- Set task
Pick out every line in the items below that contains the string "stats", and copy each one in full.
>> Start Data supplied
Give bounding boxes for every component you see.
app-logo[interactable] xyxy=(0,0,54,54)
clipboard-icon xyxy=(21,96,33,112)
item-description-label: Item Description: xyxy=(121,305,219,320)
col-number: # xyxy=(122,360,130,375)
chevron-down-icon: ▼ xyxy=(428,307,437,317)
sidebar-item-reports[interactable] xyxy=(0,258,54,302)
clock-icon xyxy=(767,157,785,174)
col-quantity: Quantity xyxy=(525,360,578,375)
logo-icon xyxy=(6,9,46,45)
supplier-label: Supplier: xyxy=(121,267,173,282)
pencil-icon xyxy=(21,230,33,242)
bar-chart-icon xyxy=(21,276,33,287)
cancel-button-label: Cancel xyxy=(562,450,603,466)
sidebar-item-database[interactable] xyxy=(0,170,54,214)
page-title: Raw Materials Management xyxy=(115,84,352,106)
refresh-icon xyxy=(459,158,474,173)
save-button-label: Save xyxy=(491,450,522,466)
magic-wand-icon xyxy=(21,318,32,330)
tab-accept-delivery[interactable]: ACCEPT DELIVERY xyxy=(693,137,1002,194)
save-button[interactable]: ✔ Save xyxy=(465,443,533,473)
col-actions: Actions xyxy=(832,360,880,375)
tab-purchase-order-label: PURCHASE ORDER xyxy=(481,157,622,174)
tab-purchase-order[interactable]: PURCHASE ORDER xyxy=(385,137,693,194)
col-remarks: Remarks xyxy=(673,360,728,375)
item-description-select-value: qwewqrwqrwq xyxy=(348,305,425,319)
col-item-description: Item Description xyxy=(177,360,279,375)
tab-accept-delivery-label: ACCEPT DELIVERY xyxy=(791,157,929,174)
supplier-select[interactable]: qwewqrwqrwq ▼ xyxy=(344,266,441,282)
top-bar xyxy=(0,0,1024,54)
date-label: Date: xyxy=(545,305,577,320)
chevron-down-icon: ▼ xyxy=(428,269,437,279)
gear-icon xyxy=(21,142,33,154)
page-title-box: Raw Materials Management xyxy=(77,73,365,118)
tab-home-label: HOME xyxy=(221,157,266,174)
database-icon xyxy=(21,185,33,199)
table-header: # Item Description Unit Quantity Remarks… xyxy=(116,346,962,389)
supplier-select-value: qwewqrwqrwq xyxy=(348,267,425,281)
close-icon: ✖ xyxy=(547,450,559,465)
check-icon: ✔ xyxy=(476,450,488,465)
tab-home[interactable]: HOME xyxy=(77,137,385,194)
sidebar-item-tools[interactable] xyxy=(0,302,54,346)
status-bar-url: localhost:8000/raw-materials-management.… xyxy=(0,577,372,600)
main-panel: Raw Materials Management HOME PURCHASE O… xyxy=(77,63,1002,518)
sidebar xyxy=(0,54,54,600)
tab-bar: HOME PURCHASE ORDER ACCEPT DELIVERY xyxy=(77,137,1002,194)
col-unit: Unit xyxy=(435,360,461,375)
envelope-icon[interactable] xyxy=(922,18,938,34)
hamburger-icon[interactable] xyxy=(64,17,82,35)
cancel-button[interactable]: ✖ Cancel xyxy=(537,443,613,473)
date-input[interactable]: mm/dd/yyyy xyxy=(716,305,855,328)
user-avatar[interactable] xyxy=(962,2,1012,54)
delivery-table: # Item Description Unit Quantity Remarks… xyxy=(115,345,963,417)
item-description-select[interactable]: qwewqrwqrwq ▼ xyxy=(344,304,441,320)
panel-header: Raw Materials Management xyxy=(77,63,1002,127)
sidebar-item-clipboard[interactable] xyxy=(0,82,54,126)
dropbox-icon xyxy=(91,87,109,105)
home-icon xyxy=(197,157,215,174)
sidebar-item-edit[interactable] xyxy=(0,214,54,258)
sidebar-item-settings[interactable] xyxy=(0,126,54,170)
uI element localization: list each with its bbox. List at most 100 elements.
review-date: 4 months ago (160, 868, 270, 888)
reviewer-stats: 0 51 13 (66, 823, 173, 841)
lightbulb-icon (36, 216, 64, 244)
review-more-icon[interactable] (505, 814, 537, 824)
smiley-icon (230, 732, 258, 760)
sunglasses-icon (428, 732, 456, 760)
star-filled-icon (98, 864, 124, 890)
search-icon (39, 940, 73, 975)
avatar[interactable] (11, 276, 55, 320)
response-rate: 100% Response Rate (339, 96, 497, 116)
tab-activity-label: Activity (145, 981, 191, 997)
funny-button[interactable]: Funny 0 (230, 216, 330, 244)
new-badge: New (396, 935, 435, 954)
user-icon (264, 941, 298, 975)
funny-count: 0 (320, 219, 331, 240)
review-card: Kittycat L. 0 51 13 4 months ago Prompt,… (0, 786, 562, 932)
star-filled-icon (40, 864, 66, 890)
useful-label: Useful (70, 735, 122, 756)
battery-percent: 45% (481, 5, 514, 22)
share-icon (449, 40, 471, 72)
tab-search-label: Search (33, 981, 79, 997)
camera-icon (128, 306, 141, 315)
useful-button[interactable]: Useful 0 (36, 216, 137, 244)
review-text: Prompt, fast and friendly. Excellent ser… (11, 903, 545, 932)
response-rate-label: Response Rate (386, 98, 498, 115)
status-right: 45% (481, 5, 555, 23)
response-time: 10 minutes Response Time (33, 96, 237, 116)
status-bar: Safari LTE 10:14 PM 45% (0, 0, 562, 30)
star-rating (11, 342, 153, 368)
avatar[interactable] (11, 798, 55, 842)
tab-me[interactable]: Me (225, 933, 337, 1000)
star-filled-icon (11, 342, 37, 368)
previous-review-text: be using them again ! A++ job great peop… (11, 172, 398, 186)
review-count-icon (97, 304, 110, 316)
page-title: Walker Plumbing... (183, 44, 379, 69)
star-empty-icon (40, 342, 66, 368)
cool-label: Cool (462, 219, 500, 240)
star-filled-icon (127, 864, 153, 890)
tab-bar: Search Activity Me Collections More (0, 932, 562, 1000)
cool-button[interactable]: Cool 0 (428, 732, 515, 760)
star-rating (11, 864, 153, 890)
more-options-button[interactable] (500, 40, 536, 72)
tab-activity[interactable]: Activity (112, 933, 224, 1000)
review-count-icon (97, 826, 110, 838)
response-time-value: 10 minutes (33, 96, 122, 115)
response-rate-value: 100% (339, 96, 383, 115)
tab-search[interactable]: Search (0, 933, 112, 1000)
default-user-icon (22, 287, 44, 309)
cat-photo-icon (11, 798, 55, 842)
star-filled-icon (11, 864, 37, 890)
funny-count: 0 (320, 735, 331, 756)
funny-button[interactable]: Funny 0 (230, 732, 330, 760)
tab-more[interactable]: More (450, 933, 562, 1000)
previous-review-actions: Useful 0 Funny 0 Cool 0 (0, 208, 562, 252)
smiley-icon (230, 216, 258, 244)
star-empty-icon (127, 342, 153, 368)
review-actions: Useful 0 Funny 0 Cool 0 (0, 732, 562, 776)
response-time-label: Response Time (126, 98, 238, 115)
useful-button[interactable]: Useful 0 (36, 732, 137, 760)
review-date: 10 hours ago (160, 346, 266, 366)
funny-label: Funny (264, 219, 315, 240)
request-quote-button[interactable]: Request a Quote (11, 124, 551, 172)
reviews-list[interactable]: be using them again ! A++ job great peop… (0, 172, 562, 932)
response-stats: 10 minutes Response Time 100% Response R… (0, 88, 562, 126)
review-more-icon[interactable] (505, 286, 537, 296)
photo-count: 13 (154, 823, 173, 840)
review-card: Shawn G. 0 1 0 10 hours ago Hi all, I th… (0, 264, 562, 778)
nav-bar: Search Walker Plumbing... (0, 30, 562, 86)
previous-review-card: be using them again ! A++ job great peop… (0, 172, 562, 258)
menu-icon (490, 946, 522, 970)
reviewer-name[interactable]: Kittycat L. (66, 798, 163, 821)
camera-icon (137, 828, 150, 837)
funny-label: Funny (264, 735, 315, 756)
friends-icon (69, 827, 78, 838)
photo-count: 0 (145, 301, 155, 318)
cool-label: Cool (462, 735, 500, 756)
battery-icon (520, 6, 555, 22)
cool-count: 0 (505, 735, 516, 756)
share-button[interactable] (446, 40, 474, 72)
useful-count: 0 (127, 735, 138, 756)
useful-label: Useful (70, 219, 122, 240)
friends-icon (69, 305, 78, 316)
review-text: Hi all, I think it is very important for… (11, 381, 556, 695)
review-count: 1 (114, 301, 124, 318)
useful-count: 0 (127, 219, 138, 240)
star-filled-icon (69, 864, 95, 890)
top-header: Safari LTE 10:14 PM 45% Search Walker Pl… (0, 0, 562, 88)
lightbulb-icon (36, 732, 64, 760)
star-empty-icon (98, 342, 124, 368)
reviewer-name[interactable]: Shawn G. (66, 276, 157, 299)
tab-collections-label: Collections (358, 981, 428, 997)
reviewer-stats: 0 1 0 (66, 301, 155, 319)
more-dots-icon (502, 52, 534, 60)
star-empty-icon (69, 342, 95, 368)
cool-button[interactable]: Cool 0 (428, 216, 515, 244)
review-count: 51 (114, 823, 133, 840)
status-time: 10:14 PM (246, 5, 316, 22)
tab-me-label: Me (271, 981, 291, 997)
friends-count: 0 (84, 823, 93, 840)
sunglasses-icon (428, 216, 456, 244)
>> End Data supplied
- Written answer
reviewer-stats: 0 51 13 (66, 823, 173, 841)
response-stats: 10 minutes Response Time 100% Response R… (0, 88, 562, 126)
reviewer-stats: 0 1 0 (66, 301, 155, 319)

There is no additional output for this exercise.